* START TASK INPUT *

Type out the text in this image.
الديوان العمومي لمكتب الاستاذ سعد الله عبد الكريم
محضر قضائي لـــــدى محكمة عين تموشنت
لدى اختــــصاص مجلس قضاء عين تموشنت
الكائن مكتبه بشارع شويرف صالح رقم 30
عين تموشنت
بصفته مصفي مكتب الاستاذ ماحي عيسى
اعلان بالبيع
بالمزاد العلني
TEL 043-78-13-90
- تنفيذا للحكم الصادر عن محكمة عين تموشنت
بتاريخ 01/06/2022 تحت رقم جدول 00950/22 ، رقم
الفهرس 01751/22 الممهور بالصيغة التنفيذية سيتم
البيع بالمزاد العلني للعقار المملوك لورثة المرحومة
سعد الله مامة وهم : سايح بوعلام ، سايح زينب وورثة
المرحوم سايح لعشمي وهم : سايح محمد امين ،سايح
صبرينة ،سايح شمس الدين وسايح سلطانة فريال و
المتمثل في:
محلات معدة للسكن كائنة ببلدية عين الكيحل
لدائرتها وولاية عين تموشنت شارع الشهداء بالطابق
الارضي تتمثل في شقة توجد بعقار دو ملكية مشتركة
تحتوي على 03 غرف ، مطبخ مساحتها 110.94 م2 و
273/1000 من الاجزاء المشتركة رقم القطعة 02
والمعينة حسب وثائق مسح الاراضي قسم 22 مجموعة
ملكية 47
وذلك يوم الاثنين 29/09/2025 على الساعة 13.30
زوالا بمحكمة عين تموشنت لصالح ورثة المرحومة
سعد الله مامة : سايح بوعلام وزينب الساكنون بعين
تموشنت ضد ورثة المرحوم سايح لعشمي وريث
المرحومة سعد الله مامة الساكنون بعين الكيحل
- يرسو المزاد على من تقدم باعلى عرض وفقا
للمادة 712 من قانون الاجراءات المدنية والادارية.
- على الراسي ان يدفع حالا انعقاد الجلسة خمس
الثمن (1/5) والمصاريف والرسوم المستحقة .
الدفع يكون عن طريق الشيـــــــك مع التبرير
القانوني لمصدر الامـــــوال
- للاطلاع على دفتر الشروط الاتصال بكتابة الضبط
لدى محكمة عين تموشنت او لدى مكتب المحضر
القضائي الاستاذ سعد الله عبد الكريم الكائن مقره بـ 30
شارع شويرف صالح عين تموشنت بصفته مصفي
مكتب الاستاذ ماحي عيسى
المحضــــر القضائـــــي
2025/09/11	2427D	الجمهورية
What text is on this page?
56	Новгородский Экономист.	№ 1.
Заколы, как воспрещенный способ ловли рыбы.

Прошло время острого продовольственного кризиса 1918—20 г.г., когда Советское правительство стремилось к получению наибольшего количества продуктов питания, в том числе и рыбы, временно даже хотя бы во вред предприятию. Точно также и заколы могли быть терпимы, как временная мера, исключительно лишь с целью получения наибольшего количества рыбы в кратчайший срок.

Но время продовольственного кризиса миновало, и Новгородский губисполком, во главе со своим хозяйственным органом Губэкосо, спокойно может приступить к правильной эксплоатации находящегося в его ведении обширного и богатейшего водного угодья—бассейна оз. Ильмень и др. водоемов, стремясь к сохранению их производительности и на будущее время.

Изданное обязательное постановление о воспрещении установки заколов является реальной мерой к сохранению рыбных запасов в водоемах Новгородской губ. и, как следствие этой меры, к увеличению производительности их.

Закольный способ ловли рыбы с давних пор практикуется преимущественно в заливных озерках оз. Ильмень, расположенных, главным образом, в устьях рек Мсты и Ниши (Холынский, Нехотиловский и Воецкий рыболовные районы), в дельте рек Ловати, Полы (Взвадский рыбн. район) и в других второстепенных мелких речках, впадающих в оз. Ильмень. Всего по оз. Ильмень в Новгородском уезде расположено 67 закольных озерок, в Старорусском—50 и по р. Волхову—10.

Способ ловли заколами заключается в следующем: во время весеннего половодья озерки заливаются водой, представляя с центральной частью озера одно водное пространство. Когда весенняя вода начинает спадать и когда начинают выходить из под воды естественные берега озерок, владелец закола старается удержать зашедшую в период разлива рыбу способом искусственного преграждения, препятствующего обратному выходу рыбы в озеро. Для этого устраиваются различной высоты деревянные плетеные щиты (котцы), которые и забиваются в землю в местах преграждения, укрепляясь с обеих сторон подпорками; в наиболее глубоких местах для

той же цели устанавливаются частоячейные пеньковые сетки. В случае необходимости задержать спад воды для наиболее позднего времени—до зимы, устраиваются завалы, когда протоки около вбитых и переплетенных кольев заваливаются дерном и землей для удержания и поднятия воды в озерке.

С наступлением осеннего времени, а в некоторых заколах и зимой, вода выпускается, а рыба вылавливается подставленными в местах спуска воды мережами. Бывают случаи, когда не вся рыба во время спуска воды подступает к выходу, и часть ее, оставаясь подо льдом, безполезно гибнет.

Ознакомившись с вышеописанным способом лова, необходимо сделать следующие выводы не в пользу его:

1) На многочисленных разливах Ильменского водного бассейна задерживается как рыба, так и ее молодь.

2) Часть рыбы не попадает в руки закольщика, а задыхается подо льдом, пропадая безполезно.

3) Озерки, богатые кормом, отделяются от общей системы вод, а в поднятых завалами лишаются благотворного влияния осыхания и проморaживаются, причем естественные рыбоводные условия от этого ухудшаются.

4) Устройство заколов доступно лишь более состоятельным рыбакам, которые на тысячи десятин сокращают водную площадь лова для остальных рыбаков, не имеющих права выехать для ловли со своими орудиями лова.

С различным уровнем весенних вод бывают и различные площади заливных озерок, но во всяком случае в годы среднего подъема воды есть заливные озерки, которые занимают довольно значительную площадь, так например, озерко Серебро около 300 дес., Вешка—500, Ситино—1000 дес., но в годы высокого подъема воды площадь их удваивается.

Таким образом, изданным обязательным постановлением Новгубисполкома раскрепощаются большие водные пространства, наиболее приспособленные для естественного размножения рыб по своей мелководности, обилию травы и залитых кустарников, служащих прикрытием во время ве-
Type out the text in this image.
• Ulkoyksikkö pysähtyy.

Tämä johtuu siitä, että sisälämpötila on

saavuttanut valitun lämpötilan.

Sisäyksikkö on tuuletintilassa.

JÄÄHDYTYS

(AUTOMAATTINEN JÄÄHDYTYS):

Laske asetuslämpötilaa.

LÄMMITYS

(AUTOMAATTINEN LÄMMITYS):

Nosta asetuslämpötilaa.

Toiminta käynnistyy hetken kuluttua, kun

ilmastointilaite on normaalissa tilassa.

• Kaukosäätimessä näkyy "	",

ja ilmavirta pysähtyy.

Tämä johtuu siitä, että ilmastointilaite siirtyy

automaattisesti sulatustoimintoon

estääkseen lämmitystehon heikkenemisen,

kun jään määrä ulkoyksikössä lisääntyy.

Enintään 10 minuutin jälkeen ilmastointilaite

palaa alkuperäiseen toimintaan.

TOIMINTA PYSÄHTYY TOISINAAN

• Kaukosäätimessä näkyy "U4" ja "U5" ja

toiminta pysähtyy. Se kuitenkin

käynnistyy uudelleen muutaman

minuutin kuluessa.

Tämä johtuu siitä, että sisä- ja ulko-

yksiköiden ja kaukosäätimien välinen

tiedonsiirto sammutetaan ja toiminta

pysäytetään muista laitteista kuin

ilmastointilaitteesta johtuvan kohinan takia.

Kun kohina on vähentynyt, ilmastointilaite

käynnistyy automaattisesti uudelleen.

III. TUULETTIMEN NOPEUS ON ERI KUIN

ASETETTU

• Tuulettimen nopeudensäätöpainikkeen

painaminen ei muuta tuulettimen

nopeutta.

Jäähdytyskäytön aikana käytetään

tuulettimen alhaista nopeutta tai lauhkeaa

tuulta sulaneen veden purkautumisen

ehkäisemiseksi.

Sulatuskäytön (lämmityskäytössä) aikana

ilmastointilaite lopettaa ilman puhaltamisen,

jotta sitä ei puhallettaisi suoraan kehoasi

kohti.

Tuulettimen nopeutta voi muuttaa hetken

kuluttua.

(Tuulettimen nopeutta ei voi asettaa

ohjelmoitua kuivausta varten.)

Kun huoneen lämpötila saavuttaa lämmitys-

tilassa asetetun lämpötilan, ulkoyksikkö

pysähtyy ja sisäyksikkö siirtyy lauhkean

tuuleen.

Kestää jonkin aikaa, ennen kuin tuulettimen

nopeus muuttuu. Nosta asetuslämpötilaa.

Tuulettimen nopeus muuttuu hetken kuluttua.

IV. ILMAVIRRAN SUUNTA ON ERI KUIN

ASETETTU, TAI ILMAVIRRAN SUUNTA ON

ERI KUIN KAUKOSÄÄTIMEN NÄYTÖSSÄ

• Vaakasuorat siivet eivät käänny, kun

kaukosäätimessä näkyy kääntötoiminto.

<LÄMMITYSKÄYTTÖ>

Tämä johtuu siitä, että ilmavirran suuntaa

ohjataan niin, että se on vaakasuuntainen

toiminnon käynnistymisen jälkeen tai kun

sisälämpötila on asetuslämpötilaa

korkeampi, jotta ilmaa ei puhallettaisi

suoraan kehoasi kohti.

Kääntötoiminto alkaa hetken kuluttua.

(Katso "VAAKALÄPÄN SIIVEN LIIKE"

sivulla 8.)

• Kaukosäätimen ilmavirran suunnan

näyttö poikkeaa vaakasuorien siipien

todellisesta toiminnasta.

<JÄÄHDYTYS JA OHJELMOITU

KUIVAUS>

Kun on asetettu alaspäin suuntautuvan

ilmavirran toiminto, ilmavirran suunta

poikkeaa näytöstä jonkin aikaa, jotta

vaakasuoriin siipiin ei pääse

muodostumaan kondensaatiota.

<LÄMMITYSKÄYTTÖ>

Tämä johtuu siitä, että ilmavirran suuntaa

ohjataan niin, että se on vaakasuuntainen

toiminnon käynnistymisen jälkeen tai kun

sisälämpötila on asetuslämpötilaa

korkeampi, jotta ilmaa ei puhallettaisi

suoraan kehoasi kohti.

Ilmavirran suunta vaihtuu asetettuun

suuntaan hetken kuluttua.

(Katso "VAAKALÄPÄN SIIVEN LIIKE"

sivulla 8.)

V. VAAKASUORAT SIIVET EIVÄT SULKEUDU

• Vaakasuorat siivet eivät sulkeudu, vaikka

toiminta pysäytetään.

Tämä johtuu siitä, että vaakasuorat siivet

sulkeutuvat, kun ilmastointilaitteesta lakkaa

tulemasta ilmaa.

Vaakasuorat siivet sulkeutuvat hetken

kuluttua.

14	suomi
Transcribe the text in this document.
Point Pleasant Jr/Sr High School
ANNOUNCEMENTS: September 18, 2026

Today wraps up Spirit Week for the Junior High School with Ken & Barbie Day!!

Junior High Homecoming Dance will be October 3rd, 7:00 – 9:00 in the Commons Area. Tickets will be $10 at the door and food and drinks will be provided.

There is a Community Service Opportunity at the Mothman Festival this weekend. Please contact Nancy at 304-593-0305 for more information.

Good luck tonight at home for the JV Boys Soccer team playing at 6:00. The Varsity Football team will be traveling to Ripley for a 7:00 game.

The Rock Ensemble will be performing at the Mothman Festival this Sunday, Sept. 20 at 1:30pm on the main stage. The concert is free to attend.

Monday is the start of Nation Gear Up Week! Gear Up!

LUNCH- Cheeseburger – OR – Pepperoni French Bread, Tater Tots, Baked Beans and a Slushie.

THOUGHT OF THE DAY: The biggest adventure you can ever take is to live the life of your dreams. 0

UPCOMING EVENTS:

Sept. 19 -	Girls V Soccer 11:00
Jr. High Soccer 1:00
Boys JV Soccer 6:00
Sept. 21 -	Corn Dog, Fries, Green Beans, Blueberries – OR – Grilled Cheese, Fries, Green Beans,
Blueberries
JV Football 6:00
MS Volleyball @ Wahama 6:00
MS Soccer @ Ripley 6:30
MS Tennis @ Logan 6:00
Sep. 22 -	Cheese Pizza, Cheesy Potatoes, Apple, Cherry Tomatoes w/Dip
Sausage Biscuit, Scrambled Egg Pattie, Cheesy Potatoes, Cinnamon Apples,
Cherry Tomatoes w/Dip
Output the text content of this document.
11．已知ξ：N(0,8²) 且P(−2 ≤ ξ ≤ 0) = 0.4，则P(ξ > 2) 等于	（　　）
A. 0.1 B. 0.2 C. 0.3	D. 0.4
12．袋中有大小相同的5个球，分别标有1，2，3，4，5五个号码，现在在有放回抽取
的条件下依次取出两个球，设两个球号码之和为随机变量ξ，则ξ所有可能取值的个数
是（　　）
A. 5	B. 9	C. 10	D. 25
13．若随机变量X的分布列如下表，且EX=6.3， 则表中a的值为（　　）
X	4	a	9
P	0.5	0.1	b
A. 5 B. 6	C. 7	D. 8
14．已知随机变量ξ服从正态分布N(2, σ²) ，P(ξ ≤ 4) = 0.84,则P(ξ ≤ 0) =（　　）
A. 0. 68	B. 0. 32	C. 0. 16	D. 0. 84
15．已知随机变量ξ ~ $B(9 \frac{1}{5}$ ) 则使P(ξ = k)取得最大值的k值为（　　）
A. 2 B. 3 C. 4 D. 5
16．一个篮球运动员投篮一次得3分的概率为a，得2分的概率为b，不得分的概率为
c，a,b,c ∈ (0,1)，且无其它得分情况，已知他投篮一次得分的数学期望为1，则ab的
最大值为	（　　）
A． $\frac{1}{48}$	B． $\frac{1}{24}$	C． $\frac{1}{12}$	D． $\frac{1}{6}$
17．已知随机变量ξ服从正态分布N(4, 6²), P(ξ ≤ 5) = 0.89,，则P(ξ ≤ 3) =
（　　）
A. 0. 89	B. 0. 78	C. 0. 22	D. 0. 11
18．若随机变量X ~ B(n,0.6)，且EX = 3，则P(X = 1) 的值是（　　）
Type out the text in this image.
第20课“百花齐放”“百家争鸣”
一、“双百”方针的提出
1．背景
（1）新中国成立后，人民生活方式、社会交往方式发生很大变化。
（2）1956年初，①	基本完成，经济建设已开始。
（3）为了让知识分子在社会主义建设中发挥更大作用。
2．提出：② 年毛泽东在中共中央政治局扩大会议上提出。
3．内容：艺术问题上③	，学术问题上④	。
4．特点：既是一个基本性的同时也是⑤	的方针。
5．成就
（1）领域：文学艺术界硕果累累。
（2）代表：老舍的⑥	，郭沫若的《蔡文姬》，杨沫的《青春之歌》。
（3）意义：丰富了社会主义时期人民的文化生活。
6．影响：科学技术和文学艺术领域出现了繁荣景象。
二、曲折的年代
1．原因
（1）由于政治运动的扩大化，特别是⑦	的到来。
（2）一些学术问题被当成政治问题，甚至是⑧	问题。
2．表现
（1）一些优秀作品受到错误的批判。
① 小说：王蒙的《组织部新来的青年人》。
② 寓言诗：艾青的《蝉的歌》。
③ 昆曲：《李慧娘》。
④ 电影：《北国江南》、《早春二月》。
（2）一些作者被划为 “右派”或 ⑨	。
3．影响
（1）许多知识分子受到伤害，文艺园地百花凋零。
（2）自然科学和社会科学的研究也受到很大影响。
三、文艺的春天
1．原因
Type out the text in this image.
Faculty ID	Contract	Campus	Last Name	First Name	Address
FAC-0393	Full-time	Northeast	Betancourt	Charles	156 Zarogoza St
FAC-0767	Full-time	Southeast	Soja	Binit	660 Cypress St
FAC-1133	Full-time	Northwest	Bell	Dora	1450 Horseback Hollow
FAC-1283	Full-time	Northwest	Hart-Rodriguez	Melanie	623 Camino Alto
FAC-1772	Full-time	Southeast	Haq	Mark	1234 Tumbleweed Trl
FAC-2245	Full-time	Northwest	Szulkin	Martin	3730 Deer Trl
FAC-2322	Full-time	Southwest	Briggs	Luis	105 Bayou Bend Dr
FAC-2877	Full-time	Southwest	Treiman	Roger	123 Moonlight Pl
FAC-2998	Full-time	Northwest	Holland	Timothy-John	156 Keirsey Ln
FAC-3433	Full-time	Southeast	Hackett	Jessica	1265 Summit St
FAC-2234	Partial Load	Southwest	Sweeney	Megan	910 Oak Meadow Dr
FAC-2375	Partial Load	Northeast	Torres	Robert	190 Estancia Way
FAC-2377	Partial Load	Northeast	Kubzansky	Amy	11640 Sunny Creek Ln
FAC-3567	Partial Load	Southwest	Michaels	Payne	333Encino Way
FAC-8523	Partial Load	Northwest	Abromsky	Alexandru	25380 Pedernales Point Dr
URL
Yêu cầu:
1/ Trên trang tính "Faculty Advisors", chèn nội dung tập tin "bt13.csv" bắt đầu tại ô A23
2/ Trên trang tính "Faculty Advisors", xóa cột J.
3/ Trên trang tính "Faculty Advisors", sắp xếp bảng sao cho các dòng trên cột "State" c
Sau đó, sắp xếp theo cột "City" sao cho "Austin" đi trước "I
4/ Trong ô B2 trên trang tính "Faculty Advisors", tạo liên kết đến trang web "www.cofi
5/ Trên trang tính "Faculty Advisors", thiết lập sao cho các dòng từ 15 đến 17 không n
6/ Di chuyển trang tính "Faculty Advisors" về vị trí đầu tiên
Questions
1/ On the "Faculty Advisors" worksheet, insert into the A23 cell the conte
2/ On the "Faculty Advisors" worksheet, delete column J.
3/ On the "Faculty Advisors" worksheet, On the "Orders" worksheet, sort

* END TASK INPUT *

» **DO THIS**:
Establish how many lines of the material above hold the word "lämpötilan". Nothing but the count should be returned.

» **RESULT OF THE EXERCISE**:
2